:: Input data ::

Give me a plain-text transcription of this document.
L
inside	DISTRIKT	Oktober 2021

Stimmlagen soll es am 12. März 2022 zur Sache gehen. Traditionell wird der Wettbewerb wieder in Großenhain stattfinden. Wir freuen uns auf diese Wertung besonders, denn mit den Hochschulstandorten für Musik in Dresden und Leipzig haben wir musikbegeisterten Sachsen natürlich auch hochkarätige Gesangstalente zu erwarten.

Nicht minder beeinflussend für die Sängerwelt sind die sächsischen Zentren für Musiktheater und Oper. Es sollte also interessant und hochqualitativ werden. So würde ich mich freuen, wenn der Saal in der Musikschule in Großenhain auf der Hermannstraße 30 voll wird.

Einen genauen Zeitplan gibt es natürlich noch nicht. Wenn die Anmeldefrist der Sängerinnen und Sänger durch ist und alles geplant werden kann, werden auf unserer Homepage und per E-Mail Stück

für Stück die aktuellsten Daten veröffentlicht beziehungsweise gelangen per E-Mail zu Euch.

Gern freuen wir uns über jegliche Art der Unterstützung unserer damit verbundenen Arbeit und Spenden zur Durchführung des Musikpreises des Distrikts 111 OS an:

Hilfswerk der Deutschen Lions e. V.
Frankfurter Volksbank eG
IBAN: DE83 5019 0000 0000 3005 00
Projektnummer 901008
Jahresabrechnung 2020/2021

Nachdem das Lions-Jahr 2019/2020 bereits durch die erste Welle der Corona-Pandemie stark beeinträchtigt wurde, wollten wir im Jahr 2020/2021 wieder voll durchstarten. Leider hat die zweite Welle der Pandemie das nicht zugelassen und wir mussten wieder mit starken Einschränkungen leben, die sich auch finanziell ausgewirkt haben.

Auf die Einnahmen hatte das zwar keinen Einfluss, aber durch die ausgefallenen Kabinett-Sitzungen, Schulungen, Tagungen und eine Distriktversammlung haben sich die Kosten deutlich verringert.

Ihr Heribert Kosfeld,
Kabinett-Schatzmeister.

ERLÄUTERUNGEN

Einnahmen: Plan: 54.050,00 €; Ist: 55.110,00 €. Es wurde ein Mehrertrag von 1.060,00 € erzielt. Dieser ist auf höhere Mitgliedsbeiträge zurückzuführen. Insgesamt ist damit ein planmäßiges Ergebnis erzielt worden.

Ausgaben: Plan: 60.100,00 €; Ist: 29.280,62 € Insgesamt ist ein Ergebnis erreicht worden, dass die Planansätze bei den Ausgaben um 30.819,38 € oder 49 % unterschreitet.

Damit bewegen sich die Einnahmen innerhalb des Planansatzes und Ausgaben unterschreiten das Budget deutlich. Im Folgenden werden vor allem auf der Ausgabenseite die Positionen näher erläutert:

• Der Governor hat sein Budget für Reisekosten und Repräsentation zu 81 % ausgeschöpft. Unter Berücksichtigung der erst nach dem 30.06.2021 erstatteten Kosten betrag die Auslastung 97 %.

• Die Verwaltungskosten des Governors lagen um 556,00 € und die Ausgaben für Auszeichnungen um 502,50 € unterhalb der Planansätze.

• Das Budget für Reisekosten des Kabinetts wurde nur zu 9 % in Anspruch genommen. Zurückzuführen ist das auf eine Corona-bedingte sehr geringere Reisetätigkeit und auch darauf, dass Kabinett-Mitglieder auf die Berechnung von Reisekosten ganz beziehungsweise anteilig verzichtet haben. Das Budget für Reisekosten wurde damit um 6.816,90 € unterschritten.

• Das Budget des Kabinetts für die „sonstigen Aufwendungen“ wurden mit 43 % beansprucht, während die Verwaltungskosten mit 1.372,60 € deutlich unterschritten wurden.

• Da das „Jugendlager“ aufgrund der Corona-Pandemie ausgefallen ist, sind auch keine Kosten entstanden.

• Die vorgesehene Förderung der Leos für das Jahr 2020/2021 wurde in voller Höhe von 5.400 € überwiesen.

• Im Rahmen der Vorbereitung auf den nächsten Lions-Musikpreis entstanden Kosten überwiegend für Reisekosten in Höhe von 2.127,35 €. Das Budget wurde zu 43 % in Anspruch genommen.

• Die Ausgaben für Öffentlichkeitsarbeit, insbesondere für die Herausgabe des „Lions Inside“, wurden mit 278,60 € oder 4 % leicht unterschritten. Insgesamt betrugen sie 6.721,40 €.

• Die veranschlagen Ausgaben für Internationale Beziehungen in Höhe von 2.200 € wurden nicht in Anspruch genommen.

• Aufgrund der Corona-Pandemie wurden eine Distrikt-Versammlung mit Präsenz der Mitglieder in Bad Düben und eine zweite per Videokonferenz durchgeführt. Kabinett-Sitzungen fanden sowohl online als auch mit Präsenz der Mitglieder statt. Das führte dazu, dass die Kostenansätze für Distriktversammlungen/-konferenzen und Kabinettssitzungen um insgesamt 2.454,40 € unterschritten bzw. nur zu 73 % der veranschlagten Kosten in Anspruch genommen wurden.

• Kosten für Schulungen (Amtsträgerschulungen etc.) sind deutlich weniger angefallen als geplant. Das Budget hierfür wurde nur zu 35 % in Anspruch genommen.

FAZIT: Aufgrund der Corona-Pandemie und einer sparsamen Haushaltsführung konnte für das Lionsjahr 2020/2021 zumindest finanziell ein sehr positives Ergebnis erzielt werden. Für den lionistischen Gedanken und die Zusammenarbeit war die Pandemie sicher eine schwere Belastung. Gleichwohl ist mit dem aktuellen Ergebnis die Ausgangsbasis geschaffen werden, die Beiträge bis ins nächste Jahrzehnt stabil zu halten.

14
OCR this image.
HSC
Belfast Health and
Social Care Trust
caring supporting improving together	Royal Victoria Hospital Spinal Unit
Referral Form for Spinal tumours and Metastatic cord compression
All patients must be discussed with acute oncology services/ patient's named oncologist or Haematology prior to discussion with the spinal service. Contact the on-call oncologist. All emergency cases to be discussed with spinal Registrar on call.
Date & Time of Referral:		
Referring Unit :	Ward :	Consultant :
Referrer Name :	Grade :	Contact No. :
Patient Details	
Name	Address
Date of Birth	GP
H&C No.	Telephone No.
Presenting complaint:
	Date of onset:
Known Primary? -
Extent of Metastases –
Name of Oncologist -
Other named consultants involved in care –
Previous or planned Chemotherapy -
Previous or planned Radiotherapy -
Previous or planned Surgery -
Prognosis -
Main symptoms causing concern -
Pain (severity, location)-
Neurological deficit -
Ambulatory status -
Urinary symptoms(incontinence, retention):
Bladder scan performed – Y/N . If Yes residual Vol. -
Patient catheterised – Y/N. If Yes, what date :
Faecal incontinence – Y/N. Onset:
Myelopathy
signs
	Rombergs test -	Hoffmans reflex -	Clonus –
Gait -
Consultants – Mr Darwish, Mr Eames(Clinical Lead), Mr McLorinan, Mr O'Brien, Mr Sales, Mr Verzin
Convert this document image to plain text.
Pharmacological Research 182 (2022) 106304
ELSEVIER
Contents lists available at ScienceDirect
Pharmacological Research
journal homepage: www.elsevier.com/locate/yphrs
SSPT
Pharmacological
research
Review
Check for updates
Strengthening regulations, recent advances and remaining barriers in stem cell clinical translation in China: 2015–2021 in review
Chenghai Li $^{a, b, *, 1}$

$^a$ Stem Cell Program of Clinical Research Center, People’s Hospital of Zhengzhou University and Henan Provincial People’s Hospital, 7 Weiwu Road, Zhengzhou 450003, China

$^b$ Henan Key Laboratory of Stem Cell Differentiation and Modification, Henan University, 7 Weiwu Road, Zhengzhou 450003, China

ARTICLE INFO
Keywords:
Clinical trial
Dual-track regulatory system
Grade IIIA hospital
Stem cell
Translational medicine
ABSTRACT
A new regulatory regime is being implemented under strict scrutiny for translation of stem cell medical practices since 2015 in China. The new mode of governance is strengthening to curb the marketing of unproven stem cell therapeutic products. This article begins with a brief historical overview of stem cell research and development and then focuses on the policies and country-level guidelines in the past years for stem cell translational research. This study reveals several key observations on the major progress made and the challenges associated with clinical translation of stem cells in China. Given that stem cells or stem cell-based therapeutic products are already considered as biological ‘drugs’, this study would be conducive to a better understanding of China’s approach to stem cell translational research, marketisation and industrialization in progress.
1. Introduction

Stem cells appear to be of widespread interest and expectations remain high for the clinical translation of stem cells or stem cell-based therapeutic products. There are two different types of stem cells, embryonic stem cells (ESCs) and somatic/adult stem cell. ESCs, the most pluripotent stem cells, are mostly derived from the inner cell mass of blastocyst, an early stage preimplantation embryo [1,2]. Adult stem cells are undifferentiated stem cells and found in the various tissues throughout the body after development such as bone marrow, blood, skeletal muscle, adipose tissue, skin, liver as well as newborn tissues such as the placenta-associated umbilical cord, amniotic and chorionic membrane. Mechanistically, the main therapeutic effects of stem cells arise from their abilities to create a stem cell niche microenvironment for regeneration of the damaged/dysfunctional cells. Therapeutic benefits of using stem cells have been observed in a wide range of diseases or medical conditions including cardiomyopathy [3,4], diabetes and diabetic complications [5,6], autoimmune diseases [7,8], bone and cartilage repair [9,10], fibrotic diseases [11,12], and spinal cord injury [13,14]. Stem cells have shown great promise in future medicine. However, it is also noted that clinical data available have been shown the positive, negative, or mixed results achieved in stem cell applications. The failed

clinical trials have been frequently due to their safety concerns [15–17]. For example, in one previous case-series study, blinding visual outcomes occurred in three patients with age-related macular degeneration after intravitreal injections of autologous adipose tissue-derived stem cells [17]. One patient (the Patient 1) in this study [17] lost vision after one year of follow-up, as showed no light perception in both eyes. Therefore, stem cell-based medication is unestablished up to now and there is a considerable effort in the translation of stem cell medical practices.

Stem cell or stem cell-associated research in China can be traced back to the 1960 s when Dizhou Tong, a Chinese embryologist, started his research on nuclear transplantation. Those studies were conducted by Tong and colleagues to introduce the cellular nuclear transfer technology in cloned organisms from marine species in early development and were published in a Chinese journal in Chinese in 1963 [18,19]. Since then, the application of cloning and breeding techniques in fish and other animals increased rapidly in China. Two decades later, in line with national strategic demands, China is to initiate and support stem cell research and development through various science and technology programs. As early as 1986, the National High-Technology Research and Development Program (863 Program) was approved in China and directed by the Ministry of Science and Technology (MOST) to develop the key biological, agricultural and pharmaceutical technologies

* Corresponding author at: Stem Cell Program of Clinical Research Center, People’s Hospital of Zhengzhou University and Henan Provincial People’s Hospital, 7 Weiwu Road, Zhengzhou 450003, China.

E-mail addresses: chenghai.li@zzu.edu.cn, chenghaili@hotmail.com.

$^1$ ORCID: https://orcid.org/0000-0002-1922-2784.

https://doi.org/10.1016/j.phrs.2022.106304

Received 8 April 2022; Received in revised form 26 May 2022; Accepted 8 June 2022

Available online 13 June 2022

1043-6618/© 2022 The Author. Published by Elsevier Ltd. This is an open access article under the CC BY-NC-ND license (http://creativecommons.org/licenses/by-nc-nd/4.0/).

:::

_Problem description_
Look through the entries above, find each line containing "also", and copy it.

_Result of this exercise_
Nicht minder beeinflussend für die Sängerwelt sind die sächsischen Zentren für Musiktheater und Oper. Es sollte also interessant und hochqualitativ werden. So würde ich mich freuen, wenn der Saal in der Musikschule in Großenhain auf der Hermannstraße 30 voll wird.
Stem cells appear to be of widespread interest and expectations remain high for the clinical translation of stem cells or stem cell-based therapeutic products. There are two different types of stem cells, embryonic stem cells (ESCs) and somatic/adult stem cell. ESCs, the most pluripotent stem cells, are mostly derived from the inner cell mass of blastocyst, an early stage preimplantation embryo [1,2]. Adult stem cells are undifferentiated stem cells and found in the various tissues throughout the body after development such as bone marrow, blood, skeletal muscle, adipose tissue, skin, liver as well as newborn tissues such as the placenta-associated umbilical cord, amniotic and chorionic membrane. Mechanistically, the main therapeutic effects of stem cells arise from their abilities to create a stem cell niche microenvironment for regeneration of the damaged/dysfunctional cells. Therapeutic benefits of using stem cells have been observed in a wide range of diseases or medical conditions including cardiomyopathy [3,4], diabetes and diabetic complications [5,6], autoimmune diseases [7,8], bone and cartilage repair [9,10], fibrotic diseases [11,12], and spinal cord injury [13,14]. Stem cells have shown great promise in future medicine. However, it is also noted that clinical data available have been shown the positive, negative, or mixed results achieved in stem cell applications. The failed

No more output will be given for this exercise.